Information supplied →

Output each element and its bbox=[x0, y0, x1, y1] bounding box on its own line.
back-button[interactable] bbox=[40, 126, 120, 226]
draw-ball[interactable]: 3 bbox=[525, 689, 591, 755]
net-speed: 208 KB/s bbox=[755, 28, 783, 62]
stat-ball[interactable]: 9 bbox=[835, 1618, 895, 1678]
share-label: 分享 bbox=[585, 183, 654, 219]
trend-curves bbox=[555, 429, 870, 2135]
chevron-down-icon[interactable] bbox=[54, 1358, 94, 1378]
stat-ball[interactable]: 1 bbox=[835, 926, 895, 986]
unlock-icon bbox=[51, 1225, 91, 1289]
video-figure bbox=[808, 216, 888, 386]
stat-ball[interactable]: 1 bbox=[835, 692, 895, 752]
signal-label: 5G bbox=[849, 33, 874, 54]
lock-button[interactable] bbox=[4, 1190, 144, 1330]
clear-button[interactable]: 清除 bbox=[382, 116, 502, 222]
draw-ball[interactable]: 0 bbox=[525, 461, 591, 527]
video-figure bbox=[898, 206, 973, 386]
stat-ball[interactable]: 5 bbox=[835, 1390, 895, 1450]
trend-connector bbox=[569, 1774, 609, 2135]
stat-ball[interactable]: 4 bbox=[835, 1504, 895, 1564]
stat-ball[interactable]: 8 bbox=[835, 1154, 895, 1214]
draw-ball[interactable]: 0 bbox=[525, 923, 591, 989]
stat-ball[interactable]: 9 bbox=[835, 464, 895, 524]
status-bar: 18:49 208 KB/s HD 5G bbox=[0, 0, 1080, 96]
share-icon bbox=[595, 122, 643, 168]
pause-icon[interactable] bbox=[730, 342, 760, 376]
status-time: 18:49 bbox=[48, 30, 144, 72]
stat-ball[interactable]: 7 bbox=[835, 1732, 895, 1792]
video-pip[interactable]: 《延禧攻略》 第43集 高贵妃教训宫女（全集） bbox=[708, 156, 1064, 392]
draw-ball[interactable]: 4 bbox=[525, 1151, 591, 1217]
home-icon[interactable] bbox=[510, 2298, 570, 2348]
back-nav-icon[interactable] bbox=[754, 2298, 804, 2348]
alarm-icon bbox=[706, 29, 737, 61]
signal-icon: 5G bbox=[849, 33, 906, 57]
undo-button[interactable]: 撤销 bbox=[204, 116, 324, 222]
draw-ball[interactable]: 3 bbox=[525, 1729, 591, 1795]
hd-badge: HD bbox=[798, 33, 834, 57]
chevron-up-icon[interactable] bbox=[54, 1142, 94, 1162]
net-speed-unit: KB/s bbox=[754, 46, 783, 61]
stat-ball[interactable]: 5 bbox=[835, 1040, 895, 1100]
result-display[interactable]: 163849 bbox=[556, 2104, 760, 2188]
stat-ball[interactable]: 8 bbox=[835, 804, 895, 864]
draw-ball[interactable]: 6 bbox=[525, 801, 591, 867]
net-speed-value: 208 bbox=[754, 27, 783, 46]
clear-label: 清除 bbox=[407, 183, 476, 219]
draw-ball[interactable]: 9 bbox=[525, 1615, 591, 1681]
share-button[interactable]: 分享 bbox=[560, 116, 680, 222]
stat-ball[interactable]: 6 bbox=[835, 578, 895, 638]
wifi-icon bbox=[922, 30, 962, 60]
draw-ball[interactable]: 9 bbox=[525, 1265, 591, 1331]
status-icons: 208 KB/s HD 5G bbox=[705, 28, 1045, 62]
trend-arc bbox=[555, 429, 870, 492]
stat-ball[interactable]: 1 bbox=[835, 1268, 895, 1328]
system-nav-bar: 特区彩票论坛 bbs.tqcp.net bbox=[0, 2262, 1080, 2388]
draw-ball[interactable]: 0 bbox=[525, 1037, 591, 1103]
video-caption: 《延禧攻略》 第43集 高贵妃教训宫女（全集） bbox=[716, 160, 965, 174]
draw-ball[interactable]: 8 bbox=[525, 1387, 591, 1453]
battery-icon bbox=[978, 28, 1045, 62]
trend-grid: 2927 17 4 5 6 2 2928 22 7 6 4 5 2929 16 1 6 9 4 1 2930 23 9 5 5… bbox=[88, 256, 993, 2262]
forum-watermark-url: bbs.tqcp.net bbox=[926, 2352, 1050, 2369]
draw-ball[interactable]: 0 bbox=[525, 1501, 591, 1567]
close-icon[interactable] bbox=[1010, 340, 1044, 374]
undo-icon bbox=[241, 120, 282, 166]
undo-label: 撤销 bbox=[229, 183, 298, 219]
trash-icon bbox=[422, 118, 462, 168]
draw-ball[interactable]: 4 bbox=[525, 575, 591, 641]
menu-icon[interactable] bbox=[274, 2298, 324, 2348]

Your objective →
Copy the listing above with every "stat-ball" switched to "stat-circle", keeping everything else the same.

The completed task →
Output each element and its bbox=[x0, y0, x1, y1] bounding box on its own line.
back-button[interactable] bbox=[40, 126, 120, 226]
draw-ball[interactable]: 3 bbox=[525, 689, 591, 755]
net-speed: 208 KB/s bbox=[755, 28, 783, 62]
stat-circle[interactable]: 9 bbox=[835, 1618, 895, 1678]
share-label: 分享 bbox=[585, 183, 654, 219]
trend-curves bbox=[555, 429, 870, 2135]
chevron-down-icon[interactable] bbox=[54, 1358, 94, 1378]
stat-circle[interactable]: 1 bbox=[835, 926, 895, 986]
unlock-icon bbox=[51, 1225, 91, 1289]
video-figure bbox=[808, 216, 888, 386]
stat-circle[interactable]: 1 bbox=[835, 692, 895, 752]
signal-label: 5G bbox=[849, 33, 874, 54]
lock-button[interactable] bbox=[4, 1190, 144, 1330]
clear-button[interactable]: 清除 bbox=[382, 116, 502, 222]
draw-ball[interactable]: 0 bbox=[525, 461, 591, 527]
video-figure bbox=[898, 206, 973, 386]
stat-circle[interactable]: 5 bbox=[835, 1390, 895, 1450]
trend-connector bbox=[569, 1774, 609, 2135]
stat-circle[interactable]: 4 bbox=[835, 1504, 895, 1564]
stat-circle[interactable]: 8 bbox=[835, 1154, 895, 1214]
draw-ball[interactable]: 0 bbox=[525, 923, 591, 989]
stat-circle[interactable]: 9 bbox=[835, 464, 895, 524]
status-bar: 18:49 208 KB/s HD 5G bbox=[0, 0, 1080, 96]
share-icon bbox=[595, 122, 643, 168]
pause-icon[interactable] bbox=[730, 342, 760, 376]
status-time: 18:49 bbox=[48, 30, 144, 72]
stat-circle[interactable]: 7 bbox=[835, 1732, 895, 1792]
video-pip[interactable]: 《延禧攻略》 第43集 高贵妃教训宫女（全集） bbox=[708, 156, 1064, 392]
draw-ball[interactable]: 4 bbox=[525, 1151, 591, 1217]
home-icon[interactable] bbox=[510, 2298, 570, 2348]
back-nav-icon[interactable] bbox=[754, 2298, 804, 2348]
alarm-icon bbox=[706, 29, 737, 61]
signal-icon: 5G bbox=[849, 33, 906, 57]
undo-button[interactable]: 撤销 bbox=[204, 116, 324, 222]
draw-ball[interactable]: 3 bbox=[525, 1729, 591, 1795]
hd-badge: HD bbox=[798, 33, 834, 57]
chevron-up-icon[interactable] bbox=[54, 1142, 94, 1162]
net-speed-unit: KB/s bbox=[754, 46, 783, 61]
stat-circle[interactable]: 5 bbox=[835, 1040, 895, 1100]
result-display[interactable]: 163849 bbox=[556, 2104, 760, 2188]
stat-circle[interactable]: 8 bbox=[835, 804, 895, 864]
draw-ball[interactable]: 6 bbox=[525, 801, 591, 867]
net-speed-value: 208 bbox=[754, 27, 783, 46]
clear-label: 清除 bbox=[407, 183, 476, 219]
draw-ball[interactable]: 9 bbox=[525, 1615, 591, 1681]
share-button[interactable]: 分享 bbox=[560, 116, 680, 222]
stat-circle[interactable]: 6 bbox=[835, 578, 895, 638]
wifi-icon bbox=[922, 30, 962, 60]
draw-ball[interactable]: 9 bbox=[525, 1265, 591, 1331]
status-icons: 208 KB/s HD 5G bbox=[705, 28, 1045, 62]
trend-arc bbox=[555, 429, 870, 492]
stat-circle[interactable]: 1 bbox=[835, 1268, 895, 1328]
system-nav-bar: 特区彩票论坛 bbs.tqcp.net bbox=[0, 2262, 1080, 2388]
draw-ball[interactable]: 0 bbox=[525, 1037, 591, 1103]
video-caption: 《延禧攻略》 第43集 高贵妃教训宫女（全集） bbox=[716, 160, 965, 174]
draw-ball[interactable]: 8 bbox=[525, 1387, 591, 1453]
battery-icon bbox=[978, 28, 1045, 62]
trend-grid: 2927 17 4 5 6 2 2928 22 7 6 4 5 2929 16 1 6 9 4 1 2930 23 9 5 5… bbox=[88, 256, 993, 2262]
forum-watermark-url: bbs.tqcp.net bbox=[926, 2352, 1050, 2369]
draw-ball[interactable]: 0 bbox=[525, 1501, 591, 1567]
close-icon[interactable] bbox=[1010, 340, 1044, 374]
undo-icon bbox=[241, 120, 282, 166]
undo-label: 撤销 bbox=[229, 183, 298, 219]
trash-icon bbox=[422, 118, 462, 168]
draw-ball[interactable]: 4 bbox=[525, 575, 591, 641]
menu-icon[interactable] bbox=[274, 2298, 324, 2348]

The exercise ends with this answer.